• [Goal] Reproduce the entries below in full, word for word.

Saved entries:
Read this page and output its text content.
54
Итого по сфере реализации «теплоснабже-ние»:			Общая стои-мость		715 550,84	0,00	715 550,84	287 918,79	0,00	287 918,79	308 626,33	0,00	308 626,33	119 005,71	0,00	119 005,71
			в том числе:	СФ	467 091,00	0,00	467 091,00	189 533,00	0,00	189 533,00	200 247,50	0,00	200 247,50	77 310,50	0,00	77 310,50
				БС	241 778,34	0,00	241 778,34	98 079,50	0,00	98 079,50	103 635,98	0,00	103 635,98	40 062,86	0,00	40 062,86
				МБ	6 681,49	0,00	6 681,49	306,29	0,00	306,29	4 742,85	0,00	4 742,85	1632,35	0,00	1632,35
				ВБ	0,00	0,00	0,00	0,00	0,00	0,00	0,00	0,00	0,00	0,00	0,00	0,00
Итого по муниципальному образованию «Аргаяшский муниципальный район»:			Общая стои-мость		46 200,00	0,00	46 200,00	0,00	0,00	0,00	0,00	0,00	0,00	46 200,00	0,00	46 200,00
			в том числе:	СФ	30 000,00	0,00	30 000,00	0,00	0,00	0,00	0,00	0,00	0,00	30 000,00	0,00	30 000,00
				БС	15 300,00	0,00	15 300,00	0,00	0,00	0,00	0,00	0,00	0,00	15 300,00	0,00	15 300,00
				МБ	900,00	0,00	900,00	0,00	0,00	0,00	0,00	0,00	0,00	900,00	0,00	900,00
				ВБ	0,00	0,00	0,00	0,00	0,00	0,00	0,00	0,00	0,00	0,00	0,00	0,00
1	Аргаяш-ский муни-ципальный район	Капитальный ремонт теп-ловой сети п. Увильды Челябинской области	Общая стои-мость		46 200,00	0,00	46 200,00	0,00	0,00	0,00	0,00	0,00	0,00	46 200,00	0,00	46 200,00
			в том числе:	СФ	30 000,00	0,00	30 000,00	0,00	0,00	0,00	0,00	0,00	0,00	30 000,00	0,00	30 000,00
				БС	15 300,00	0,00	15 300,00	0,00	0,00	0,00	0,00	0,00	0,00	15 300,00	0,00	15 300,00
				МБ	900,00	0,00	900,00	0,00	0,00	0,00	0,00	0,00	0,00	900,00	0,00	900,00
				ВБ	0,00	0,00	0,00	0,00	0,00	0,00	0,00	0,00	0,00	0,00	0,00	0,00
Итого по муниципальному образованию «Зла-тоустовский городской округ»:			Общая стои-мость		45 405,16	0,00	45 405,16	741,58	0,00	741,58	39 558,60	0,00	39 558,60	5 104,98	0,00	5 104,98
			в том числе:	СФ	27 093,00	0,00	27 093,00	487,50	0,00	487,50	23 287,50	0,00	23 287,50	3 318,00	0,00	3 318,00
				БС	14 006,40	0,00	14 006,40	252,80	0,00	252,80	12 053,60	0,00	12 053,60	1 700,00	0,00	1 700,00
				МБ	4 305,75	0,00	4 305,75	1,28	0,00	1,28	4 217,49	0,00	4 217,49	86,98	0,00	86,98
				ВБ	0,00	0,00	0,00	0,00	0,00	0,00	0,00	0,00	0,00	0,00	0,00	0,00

• [Answer to this task]
Read this page and output its text content.
54
Итого по сфере реализации «теплоснабже-ние»:			Общая стои-мость		715 550,84	0,00	715 550,84	287 918,79	0,00	287 918,79	308 626,33	0,00	308 626,33	119 005,71	0,00	119 005,71
			в том числе:	СФ	467 091,00	0,00	467 091,00	189 533,00	0,00	189 533,00	200 247,50	0,00	200 247,50	77 310,50	0,00	77 310,50
				БС	241 778,34	0,00	241 778,34	98 079,50	0,00	98 079,50	103 635,98	0,00	103 635,98	40 062,86	0,00	40 062,86
				МБ	6 681,49	0,00	6 681,49	306,29	0,00	306,29	4 742,85	0,00	4 742,85	1632,35	0,00	1632,35
				ВБ	0,00	0,00	0,00	0,00	0,00	0,00	0,00	0,00	0,00	0,00	0,00	0,00
Итого по муниципальному образованию «Аргаяшский муниципальный район»:			Общая стои-мость		46 200,00	0,00	46 200,00	0,00	0,00	0,00	0,00	0,00	0,00	46 200,00	0,00	46 200,00
			в том числе:	СФ	30 000,00	0,00	30 000,00	0,00	0,00	0,00	0,00	0,00	0,00	30 000,00	0,00	30 000,00
				БС	15 300,00	0,00	15 300,00	0,00	0,00	0,00	0,00	0,00	0,00	15 300,00	0,00	15 300,00
				МБ	900,00	0,00	900,00	0,00	0,00	0,00	0,00	0,00	0,00	900,00	0,00	900,00
				ВБ	0,00	0,00	0,00	0,00	0,00	0,00	0,00	0,00	0,00	0,00	0,00	0,00
1	Аргаяш-ский муни-ципальный район	Капитальный ремонт теп-ловой сети п. Увильды Челябинской области	Общая стои-мость		46 200,00	0,00	46 200,00	0,00	0,00	0,00	0,00	0,00	0,00	46 200,00	0,00	46 200,00
			в том числе:	СФ	30 000,00	0,00	30 000,00	0,00	0,00	0,00	0,00	0,00	0,00	30 000,00	0,00	30 000,00
				БС	15 300,00	0,00	15 300,00	0,00	0,00	0,00	0,00	0,00	0,00	15 300,00	0,00	15 300,00
				МБ	900,00	0,00	900,00	0,00	0,00	0,00	0,00	0,00	0,00	900,00	0,00	900,00
				ВБ	0,00	0,00	0,00	0,00	0,00	0,00	0,00	0,00	0,00	0,00	0,00	0,00
Итого по муниципальному образованию «Зла-тоустовский городской округ»:			Общая стои-мость		45 405,16	0,00	45 405,16	741,58	0,00	741,58	39 558,60	0,00	39 558,60	5 104,98	0,00	5 104,98
			в том числе:	СФ	27 093,00	0,00	27 093,00	487,50	0,00	487,50	23 287,50	0,00	23 287,50	3 318,00	0,00	3 318,00
				БС	14 006,40	0,00	14 006,40	252,80	0,00	252,80	12 053,60	0,00	12 053,60	1 700,00	0,00	1 700,00
				МБ	4 305,75	0,00	4 305,75	1,28	0,00	1,28	4 217,49	0,00	4 217,49	86,98	0,00	86,98
				ВБ	0,00	0,00	0,00	0,00	0,00	0,00	0,00	0,00	0,00	0,00	0,00	0,00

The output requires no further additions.